Figure dataset records:
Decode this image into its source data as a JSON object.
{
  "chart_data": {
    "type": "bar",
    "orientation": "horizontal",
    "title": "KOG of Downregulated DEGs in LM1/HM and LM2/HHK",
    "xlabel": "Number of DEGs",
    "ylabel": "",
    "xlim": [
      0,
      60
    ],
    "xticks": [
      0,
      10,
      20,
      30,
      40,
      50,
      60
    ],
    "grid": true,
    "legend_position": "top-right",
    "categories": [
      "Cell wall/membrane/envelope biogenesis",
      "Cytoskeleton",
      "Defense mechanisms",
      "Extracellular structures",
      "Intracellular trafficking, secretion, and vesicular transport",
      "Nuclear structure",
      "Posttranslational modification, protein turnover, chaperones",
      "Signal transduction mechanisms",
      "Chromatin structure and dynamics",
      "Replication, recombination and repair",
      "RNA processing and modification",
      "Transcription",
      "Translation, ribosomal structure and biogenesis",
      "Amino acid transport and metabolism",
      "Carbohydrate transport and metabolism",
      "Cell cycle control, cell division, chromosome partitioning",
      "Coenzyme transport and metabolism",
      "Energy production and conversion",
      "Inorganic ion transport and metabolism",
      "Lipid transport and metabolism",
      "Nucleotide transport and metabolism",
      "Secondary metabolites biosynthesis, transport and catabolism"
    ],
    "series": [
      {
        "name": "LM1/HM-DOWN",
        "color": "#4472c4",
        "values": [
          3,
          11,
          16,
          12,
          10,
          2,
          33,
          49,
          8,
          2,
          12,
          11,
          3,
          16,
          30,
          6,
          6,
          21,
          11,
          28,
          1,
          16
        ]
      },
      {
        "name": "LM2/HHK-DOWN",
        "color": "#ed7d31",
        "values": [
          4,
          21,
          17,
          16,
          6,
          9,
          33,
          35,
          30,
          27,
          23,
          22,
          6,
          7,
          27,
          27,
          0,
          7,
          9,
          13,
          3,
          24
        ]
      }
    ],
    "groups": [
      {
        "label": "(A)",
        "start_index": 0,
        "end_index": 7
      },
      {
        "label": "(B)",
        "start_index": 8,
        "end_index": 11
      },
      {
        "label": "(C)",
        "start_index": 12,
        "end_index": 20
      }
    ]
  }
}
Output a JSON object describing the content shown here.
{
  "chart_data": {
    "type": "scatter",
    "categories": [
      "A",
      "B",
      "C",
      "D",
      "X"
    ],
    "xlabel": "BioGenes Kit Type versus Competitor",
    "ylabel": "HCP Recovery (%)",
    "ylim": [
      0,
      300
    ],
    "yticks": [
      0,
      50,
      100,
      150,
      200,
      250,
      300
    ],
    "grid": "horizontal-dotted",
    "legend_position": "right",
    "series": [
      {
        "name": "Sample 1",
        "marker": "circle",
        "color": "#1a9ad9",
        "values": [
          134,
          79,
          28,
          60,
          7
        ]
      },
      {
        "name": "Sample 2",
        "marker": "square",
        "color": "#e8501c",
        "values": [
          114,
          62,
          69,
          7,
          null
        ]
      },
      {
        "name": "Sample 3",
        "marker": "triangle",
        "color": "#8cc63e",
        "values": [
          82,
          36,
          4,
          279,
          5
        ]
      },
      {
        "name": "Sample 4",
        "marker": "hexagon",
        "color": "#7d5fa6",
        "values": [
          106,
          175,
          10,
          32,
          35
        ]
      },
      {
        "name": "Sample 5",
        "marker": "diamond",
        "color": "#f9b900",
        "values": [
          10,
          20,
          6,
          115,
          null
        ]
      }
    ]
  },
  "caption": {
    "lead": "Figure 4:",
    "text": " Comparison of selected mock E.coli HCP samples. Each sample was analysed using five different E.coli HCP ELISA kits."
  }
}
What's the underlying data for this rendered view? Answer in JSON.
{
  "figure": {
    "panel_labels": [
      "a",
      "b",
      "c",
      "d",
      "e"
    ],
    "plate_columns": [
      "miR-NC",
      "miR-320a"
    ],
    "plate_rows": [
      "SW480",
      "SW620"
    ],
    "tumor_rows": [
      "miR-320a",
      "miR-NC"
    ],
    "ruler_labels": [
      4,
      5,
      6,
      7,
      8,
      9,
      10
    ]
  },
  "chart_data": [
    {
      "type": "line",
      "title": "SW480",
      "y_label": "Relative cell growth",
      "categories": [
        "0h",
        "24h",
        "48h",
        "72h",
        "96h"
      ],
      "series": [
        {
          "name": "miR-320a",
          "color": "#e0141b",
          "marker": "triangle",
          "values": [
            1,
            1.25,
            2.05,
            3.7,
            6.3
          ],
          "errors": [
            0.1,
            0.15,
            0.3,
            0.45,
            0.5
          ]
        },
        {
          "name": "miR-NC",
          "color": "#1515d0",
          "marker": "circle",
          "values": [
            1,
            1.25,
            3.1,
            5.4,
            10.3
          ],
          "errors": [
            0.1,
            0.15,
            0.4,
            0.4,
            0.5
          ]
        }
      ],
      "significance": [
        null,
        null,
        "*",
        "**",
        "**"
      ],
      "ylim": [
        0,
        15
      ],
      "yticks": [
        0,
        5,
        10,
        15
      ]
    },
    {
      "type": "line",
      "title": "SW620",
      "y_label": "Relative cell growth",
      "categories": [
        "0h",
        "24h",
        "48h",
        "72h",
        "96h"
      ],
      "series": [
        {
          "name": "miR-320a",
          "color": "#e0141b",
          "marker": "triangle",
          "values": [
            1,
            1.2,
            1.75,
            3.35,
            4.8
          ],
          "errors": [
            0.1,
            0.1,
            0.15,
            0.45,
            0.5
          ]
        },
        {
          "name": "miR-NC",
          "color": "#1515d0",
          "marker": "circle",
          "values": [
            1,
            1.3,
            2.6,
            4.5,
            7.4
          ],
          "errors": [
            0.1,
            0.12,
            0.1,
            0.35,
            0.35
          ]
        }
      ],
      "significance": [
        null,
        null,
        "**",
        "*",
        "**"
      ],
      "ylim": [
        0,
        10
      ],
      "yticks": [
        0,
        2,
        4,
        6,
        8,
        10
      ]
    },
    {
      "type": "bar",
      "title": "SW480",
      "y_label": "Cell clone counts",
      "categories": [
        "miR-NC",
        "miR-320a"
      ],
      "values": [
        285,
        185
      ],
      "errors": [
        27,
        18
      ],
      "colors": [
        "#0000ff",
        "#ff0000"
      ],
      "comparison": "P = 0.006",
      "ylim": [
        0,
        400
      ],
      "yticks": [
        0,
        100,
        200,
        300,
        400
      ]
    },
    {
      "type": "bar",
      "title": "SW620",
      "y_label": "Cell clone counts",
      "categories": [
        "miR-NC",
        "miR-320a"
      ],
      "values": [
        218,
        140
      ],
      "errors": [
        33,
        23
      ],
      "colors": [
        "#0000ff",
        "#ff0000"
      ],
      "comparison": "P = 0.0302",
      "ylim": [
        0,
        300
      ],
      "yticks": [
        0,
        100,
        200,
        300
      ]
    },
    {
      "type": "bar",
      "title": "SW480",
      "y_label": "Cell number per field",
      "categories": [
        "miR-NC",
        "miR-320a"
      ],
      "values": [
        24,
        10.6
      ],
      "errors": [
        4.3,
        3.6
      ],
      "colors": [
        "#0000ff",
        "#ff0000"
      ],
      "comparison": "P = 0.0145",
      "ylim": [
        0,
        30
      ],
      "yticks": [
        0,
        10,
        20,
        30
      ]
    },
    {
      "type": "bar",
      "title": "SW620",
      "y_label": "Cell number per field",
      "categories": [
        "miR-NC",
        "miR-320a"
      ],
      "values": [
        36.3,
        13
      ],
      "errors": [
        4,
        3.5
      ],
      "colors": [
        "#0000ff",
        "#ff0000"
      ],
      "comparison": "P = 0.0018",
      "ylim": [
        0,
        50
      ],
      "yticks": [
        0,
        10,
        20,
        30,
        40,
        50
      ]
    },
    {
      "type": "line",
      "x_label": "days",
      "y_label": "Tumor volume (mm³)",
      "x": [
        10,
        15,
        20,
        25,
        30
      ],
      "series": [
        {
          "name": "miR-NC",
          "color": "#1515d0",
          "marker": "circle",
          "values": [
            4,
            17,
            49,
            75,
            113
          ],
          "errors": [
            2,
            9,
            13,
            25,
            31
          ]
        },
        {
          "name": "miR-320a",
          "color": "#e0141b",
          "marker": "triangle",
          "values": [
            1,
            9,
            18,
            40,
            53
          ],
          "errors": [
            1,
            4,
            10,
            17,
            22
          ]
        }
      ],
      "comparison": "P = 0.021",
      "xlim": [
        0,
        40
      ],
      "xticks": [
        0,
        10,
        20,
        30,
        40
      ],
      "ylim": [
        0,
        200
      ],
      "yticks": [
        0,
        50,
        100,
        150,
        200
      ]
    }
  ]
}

» YOUR OBJECTIVE
Number of lines above with the word "horizontal": supply it alone.

» PROBLEM SOLUTION
2